Your task is to output all the records below, word for word.

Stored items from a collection
########

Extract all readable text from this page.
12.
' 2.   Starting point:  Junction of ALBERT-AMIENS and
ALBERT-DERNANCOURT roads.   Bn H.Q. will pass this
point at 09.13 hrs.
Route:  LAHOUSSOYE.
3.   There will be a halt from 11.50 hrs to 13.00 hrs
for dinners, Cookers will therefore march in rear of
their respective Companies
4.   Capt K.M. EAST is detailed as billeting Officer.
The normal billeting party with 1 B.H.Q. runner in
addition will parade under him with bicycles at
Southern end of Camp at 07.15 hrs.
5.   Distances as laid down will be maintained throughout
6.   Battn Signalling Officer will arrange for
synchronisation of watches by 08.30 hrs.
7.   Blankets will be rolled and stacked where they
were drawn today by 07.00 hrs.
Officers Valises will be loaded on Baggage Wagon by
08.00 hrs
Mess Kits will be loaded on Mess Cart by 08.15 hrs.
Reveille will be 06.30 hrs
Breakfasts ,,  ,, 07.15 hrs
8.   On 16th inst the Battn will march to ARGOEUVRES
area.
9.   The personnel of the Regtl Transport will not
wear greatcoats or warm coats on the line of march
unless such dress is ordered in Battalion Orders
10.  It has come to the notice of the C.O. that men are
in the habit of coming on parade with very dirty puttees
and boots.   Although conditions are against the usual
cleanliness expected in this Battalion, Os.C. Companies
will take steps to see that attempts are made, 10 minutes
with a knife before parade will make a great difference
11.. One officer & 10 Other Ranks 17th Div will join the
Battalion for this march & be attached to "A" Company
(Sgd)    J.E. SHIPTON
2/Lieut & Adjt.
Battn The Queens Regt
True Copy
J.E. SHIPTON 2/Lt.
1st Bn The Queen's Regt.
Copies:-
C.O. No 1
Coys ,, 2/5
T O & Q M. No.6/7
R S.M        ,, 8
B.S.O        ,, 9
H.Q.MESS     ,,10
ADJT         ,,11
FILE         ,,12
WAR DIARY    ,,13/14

########

Written response:
Extract all readable text from this page.
12.
' 2.   Starting point:  Junction of ALBERT-AMIENS and
ALBERT-DERNANCOURT roads.   Bn H.Q. will pass this
point at 09.13 hrs.
Route:  LAHOUSSOYE.
3.   There will be a halt from 11.50 hrs to 13.00 hrs
for dinners, Cookers will therefore march in rear of
their respective Companies
4.   Capt K.M. EAST is detailed as billeting Officer.
The normal billeting party with 1 B.H.Q. runner in
addition will parade under him with bicycles at
Southern end of Camp at 07.15 hrs.
5.   Distances as laid down will be maintained throughout
6.   Battn Signalling Officer will arrange for
synchronisation of watches by 08.30 hrs.
7.   Blankets will be rolled and stacked where they
were drawn today by 07.00 hrs.
Officers Valises will be loaded on Baggage Wagon by
08.00 hrs
Mess Kits will be loaded on Mess Cart by 08.15 hrs.
Reveille will be 06.30 hrs
Breakfasts ,,  ,, 07.15 hrs
8.   On 16th inst the Battn will march to ARGOEUVRES
area.
9.   The personnel of the Regtl Transport will not
wear greatcoats or warm coats on the line of march
unless such dress is ordered in Battalion Orders
10.  It has come to the notice of the C.O. that men are
in the habit of coming on parade with very dirty puttees
and boots.   Although conditions are against the usual
cleanliness expected in this Battalion, Os.C. Companies
will take steps to see that attempts are made, 10 minutes
with a knife before parade will make a great difference
11.. One officer & 10 Other Ranks 17th Div will join the
Battalion for this march & be attached to "A" Company
(Sgd)    J.E. SHIPTON
2/Lieut & Adjt.
Battn The Queens Regt
True Copy
J.E. SHIPTON 2/Lt.
1st Bn The Queen's Regt.
Copies:-
C.O. No 1
Coys ,, 2/5
T O & Q M. No.6/7
R S.M        ,, 8
B.S.O        ,, 9
H.Q.MESS     ,,10
ADJT         ,,11
FILE         ,,12
WAR DIARY    ,,13/14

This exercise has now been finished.